From the listing below, pull each line that includes "LIGHT".

+++ Recorded data +++

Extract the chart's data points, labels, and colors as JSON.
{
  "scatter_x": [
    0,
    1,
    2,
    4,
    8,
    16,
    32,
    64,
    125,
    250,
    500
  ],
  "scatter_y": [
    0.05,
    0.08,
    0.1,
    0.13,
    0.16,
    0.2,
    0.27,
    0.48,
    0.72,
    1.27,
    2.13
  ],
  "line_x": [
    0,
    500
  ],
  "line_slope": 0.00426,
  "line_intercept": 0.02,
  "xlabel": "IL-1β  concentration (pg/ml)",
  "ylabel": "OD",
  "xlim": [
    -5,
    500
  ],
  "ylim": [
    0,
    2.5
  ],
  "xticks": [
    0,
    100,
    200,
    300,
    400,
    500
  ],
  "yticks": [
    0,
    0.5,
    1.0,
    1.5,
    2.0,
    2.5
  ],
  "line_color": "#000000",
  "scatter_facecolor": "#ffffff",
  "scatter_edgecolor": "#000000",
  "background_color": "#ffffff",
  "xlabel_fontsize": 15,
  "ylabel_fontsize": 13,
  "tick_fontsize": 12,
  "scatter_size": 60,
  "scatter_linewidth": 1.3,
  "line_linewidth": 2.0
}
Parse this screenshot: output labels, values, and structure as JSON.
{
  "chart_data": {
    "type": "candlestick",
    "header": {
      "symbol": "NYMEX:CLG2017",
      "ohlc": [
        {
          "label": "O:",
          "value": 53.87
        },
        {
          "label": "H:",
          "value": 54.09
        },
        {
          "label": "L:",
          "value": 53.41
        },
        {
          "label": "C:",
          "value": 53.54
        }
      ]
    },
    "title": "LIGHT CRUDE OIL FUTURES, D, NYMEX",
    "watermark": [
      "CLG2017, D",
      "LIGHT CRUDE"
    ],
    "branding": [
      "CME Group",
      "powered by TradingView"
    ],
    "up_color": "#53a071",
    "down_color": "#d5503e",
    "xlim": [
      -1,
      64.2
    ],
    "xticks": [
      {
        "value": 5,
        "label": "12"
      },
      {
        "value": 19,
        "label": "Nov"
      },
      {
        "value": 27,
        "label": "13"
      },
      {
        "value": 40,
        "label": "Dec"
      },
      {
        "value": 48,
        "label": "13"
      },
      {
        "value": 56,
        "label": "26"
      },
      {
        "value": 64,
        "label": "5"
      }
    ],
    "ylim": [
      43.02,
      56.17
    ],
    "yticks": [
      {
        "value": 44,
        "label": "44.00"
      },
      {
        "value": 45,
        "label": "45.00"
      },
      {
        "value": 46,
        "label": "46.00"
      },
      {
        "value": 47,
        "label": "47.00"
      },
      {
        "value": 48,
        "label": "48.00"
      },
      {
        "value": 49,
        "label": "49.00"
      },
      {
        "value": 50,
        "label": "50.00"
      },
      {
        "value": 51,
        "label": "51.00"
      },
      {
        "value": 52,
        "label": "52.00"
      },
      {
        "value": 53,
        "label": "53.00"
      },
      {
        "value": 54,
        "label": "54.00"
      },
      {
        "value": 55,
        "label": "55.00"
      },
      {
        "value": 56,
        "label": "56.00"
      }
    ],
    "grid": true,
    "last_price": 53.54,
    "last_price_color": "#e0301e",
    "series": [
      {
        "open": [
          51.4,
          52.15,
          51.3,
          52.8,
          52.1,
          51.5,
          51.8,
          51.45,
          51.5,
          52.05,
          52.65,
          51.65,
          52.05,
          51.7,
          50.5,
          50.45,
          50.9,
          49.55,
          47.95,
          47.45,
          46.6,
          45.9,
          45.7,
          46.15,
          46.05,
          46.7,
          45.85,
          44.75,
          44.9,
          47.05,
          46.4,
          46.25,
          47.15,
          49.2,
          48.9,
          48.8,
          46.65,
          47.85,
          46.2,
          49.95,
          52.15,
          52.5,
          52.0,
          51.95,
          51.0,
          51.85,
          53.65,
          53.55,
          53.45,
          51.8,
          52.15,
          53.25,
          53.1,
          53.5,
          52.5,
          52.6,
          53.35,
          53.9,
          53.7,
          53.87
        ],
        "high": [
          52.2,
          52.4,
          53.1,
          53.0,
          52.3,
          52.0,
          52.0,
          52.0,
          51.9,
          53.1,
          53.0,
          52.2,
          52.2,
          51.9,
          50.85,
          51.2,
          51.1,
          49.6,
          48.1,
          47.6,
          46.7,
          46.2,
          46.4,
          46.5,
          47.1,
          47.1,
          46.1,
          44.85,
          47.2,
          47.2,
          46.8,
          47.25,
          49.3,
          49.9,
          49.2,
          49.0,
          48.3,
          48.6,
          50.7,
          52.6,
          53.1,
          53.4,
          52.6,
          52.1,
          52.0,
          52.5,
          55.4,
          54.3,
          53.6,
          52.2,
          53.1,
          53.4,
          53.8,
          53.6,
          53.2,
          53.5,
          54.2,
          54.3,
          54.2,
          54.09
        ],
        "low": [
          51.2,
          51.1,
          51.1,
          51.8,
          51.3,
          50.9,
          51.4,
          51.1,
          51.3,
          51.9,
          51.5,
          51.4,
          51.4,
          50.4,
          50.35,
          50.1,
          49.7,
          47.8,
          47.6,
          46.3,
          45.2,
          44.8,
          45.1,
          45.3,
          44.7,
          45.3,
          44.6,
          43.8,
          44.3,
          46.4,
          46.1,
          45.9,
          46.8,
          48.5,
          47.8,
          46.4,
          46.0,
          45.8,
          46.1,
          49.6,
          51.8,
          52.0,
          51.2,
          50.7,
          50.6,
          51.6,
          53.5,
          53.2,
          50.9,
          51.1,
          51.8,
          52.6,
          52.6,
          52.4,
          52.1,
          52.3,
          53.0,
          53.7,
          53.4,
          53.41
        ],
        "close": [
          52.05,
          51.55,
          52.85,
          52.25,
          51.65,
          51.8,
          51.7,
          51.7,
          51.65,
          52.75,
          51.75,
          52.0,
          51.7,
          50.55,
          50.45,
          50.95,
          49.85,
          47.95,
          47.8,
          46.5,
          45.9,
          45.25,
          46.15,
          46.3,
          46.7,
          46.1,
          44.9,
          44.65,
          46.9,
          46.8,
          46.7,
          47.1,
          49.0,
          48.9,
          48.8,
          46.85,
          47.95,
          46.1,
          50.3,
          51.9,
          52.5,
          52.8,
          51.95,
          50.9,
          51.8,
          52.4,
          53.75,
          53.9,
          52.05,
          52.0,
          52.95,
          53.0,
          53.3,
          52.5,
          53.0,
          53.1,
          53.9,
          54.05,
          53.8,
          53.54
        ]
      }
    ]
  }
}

+++

### The solution
    "title": "LIGHT CRUDE OIL FUTURES, D, NYMEX",
      "LIGHT CRUDE"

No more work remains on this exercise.